• Directions for this task
Single out the lines of the material that contain "Payment" and copy them.

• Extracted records
========
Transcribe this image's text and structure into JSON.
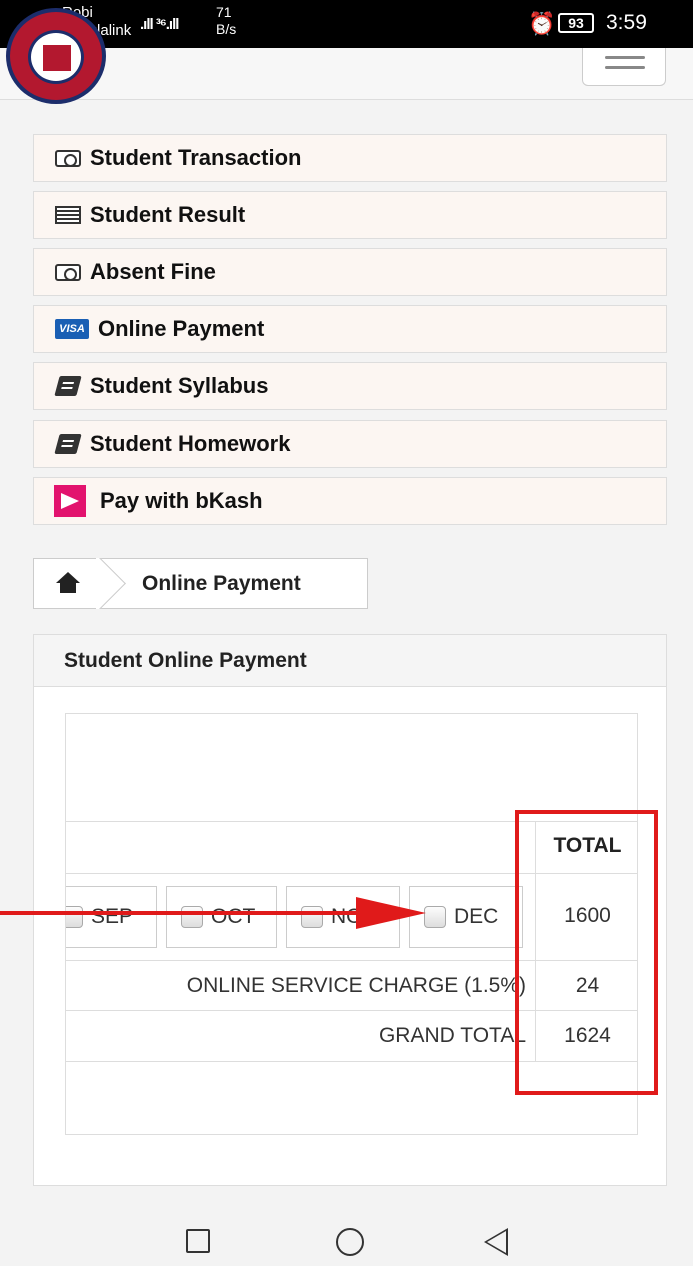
{
  "status_bar": {
    "carrier_1": "Robi",
    "carrier_2": "Banglalink",
    "signal": ".ıll ³⁶.ıll",
    "net_speed_value": "71",
    "net_speed_unit": "B/s",
    "alarm_icon": "alarm-clock-icon",
    "battery": "93",
    "time": "3:59"
  },
  "header": {
    "logo_icon": "school-logo-icon",
    "menu_icon": "hamburger-menu-icon"
  },
  "menu": {
    "items": [
      {
        "label": "Student Transaction",
        "icon": "money-bill-icon"
      },
      {
        "label": "Student Result",
        "icon": "list-icon"
      },
      {
        "label": "Absent Fine",
        "icon": "money-bill-icon"
      },
      {
        "label": "Online Payment",
        "icon": "visa-card-icon",
        "icon_text": "VISA"
      },
      {
        "label": "Student Syllabus",
        "icon": "book-icon"
      },
      {
        "label": "Student Homework",
        "icon": "book-icon"
      },
      {
        "label": "Pay with bKash",
        "icon": "bkash-icon"
      }
    ]
  },
  "breadcrumb": {
    "home_icon": "home-icon",
    "current": "Online Payment"
  },
  "panel": {
    "title": "Student Online Payment",
    "table": {
      "total_header": "TOTAL",
      "months": [
        {
          "label": "SEP",
          "checked": false
        },
        {
          "label": "OCT",
          "checked": false
        },
        {
          "label": "NOV",
          "checked": false
        },
        {
          "label": "DEC",
          "checked": false
        }
      ],
      "subtotal": "1600",
      "service_charge_label": "ONLINE SERVICE CHARGE (1.5%)",
      "service_charge": "24",
      "grand_total_label": "GRAND TOTAL",
      "grand_total": "1624"
    }
  },
  "annotation": {
    "color": "#e01a1a"
  },
  "nav_bar": {
    "recents_icon": "square-recents-icon",
    "home_icon": "circle-home-icon",
    "back_icon": "triangle-back-icon"
  }
}
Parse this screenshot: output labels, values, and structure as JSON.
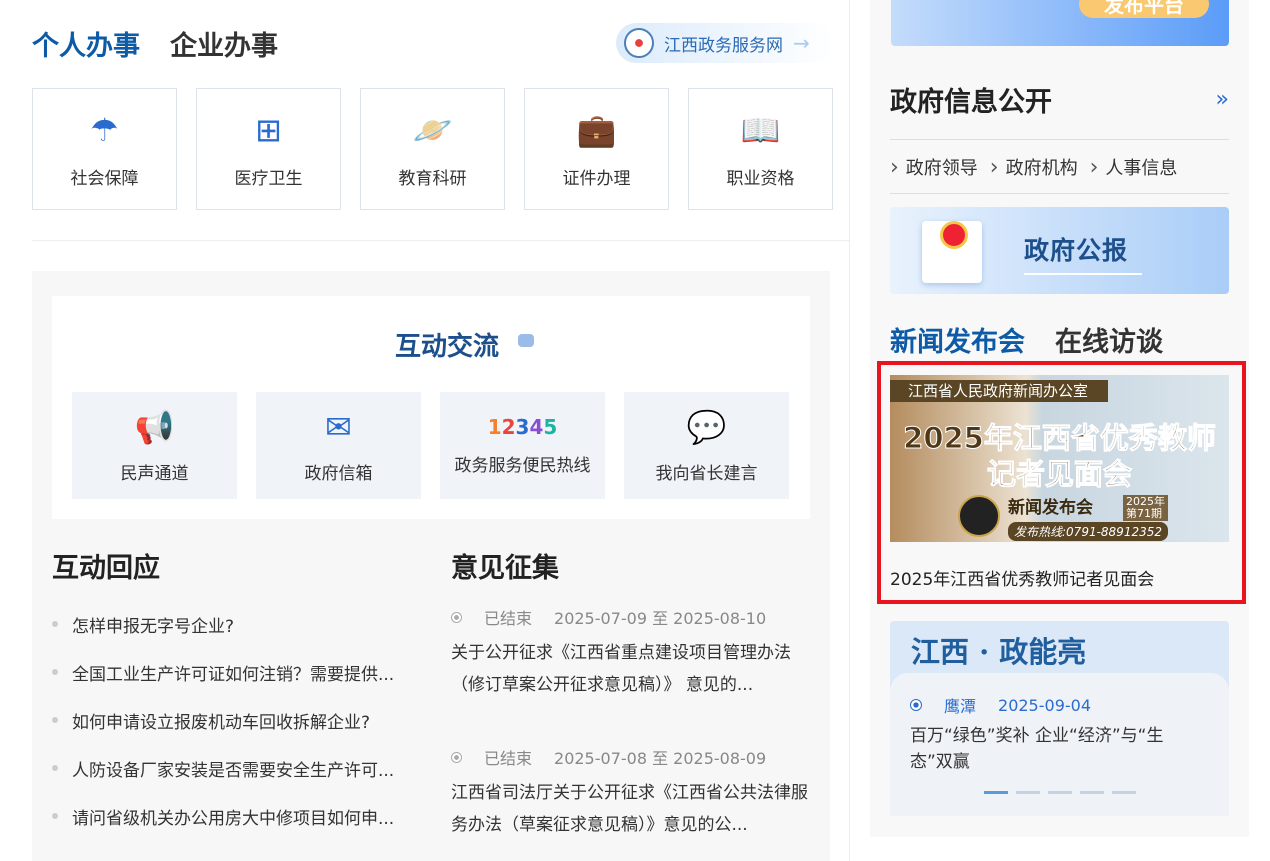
{
  "tabs": {
    "personal": "个人办事",
    "enterprise": "企业办事"
  },
  "portal_link": "江西政务服务网",
  "services": [
    {
      "label": "社会保障",
      "icon": "umbrella-icon"
    },
    {
      "label": "医疗卫生",
      "icon": "medical-kit-icon"
    },
    {
      "label": "教育科研",
      "icon": "planet-icon"
    },
    {
      "label": "证件办理",
      "icon": "briefcase-icon"
    },
    {
      "label": "职业资格",
      "icon": "book-icon"
    }
  ],
  "interaction": {
    "title": "互动交流",
    "buttons": [
      {
        "label": "民声通道",
        "icon": "megaphone-icon"
      },
      {
        "label": "政府信箱",
        "icon": "mail-icon"
      },
      {
        "label": "政务服务便民热线",
        "icon": "hotline-12345-icon",
        "number": [
          "1",
          "2",
          "3",
          "4",
          "5"
        ]
      },
      {
        "label": "我向省长建言",
        "icon": "chat-icon"
      }
    ]
  },
  "responses": {
    "title": "互动回应",
    "items": [
      "怎样申报无字号企业?",
      "全国工业生产许可证如何注销？需要提供...",
      "如何申请设立报废机动车回收拆解企业?",
      "人防设备厂家安装是否需要安全生产许可...",
      "请问省级机关办公用房大中修项目如何申..."
    ]
  },
  "opinions": {
    "title": "意见征集",
    "items": [
      {
        "status": "已结束",
        "dates": "2025-07-09 至 2025-08-10",
        "title": "关于公开征求《江西省重点建设项目管理办法（修订草案公开征求意见稿）》 意见的..."
      },
      {
        "status": "已结束",
        "dates": "2025-07-08 至 2025-08-09",
        "title": "江西省司法厅关于公开征求《江西省公共法律服务办法（草案征求意见稿）》意见的公..."
      }
    ]
  },
  "top_banner": {
    "label": "发布平台"
  },
  "gov_info": {
    "title": "政府信息公开",
    "more": "»",
    "links": [
      "政府领导",
      "政府机构",
      "人事信息"
    ]
  },
  "gazette": {
    "title": "政府公报"
  },
  "news": {
    "tabs": [
      "新闻发布会",
      "在线访谈"
    ],
    "image": {
      "org": "江西省人民政府新闻办公室",
      "line1": "2025年江西省优秀教师",
      "line2": "记者见面会",
      "brand": "新闻发布会",
      "year": "2025年",
      "issue": "第71期",
      "hotline": "发布热线:0791-88912352"
    },
    "caption": "2025年江西省优秀教师记者见面会"
  },
  "zhengnengliang": {
    "title": "江西 · 政能亮",
    "city": "鹰潭",
    "date": "2025-09-04",
    "text": "百万“绿色”奖补 企业“经济”与“生态”双赢",
    "slides": 5,
    "active_slide": 1
  },
  "colors": {
    "accent": "#0d5aa7",
    "highlight": "#e8141e"
  }
}
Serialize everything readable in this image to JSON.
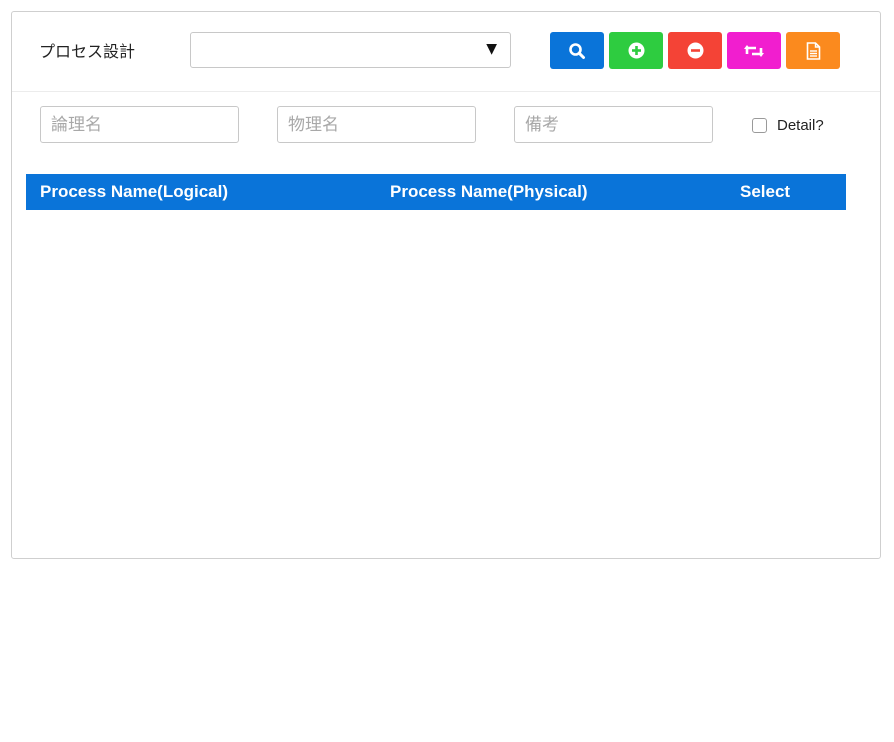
{
  "header": {
    "title": "プロセス設計",
    "dropdown": {
      "selected": "",
      "arrow": "▼"
    }
  },
  "toolbar": {
    "buttons": [
      {
        "icon": "search-icon",
        "color": "#0a74d9"
      },
      {
        "icon": "plus-circle-icon",
        "color": "#2ecc40"
      },
      {
        "icon": "minus-circle-icon",
        "color": "#f44336"
      },
      {
        "icon": "retweet-icon",
        "color": "#f11ecf"
      },
      {
        "icon": "document-icon",
        "color": "#fb8a1e"
      }
    ]
  },
  "filters": {
    "logical_name": {
      "placeholder": "論理名",
      "value": ""
    },
    "physical_name": {
      "placeholder": "物理名",
      "value": ""
    },
    "remarks": {
      "placeholder": "備考",
      "value": ""
    },
    "detail": {
      "label": "Detail?",
      "checked": false
    }
  },
  "table": {
    "header_color": "#0a74d9",
    "columns": [
      "Process Name(Logical)",
      "Process Name(Physical)",
      "Select"
    ],
    "rows": []
  }
}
========
• Task output
        "label": "Online Payment",
    "current": "Online Payment"
    "title": "Student Online Payment",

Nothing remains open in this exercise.